***** RECORDS FOR THIS EXERCISE
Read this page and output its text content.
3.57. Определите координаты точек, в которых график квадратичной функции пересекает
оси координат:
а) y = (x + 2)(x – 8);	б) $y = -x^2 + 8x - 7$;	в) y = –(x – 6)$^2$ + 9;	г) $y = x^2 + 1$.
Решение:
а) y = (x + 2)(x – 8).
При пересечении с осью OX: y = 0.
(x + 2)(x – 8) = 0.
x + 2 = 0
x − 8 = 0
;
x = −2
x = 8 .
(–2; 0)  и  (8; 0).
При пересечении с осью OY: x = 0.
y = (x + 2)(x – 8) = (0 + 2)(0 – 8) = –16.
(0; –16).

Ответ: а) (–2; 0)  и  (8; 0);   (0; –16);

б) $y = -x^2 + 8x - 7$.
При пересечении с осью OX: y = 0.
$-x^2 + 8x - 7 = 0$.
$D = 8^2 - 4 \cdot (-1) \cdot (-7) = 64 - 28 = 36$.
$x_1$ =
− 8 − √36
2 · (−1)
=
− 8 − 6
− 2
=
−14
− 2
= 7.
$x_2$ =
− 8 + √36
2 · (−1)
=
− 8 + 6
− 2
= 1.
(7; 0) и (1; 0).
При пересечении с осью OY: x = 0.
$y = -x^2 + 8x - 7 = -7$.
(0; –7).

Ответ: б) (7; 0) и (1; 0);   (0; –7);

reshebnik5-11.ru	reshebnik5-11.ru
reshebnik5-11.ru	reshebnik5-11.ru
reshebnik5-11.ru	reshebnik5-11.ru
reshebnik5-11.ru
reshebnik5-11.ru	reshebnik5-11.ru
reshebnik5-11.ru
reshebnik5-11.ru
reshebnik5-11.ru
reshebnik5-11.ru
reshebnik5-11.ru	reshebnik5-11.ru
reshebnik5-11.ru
**********
- WRITTEN TASK:
Give a word-for-word copy of the records.

- OUTPUT FOR THIS TASK:
Read this page and output its text content.
3.57. Определите координаты точек, в которых график квадратичной функции пересекает
оси координат:
а) y = (x + 2)(x – 8);	б) $y = -x^2 + 8x - 7$;	в) y = –(x – 6)$^2$ + 9;	г) $y = x^2 + 1$.
Решение:
а) y = (x + 2)(x – 8).
При пересечении с осью OX: y = 0.
(x + 2)(x – 8) = 0.
x + 2 = 0
x − 8 = 0
;
x = −2
x = 8 .
(–2; 0)  и  (8; 0).
При пересечении с осью OY: x = 0.
y = (x + 2)(x – 8) = (0 + 2)(0 – 8) = –16.
(0; –16).

Ответ: а) (–2; 0)  и  (8; 0);   (0; –16);

б) $y = -x^2 + 8x - 7$.
При пересечении с осью OX: y = 0.
$-x^2 + 8x - 7 = 0$.
$D = 8^2 - 4 \cdot (-1) \cdot (-7) = 64 - 28 = 36$.
$x_1$ =
− 8 − √36
2 · (−1)
=
− 8 − 6
− 2
=
−14
− 2
= 7.
$x_2$ =
− 8 + √36
2 · (−1)
=
− 8 + 6
− 2
= 1.
(7; 0) и (1; 0).
При пересечении с осью OY: x = 0.
$y = -x^2 + 8x - 7 = -7$.
(0; –7).

Ответ: б) (7; 0) и (1; 0);   (0; –7);

reshebnik5-11.ru	reshebnik5-11.ru
reshebnik5-11.ru	reshebnik5-11.ru
reshebnik5-11.ru	reshebnik5-11.ru
reshebnik5-11.ru
reshebnik5-11.ru	reshebnik5-11.ru
reshebnik5-11.ru
reshebnik5-11.ru
reshebnik5-11.ru
reshebnik5-11.ru
reshebnik5-11.ru	reshebnik5-11.ru
reshebnik5-11.ru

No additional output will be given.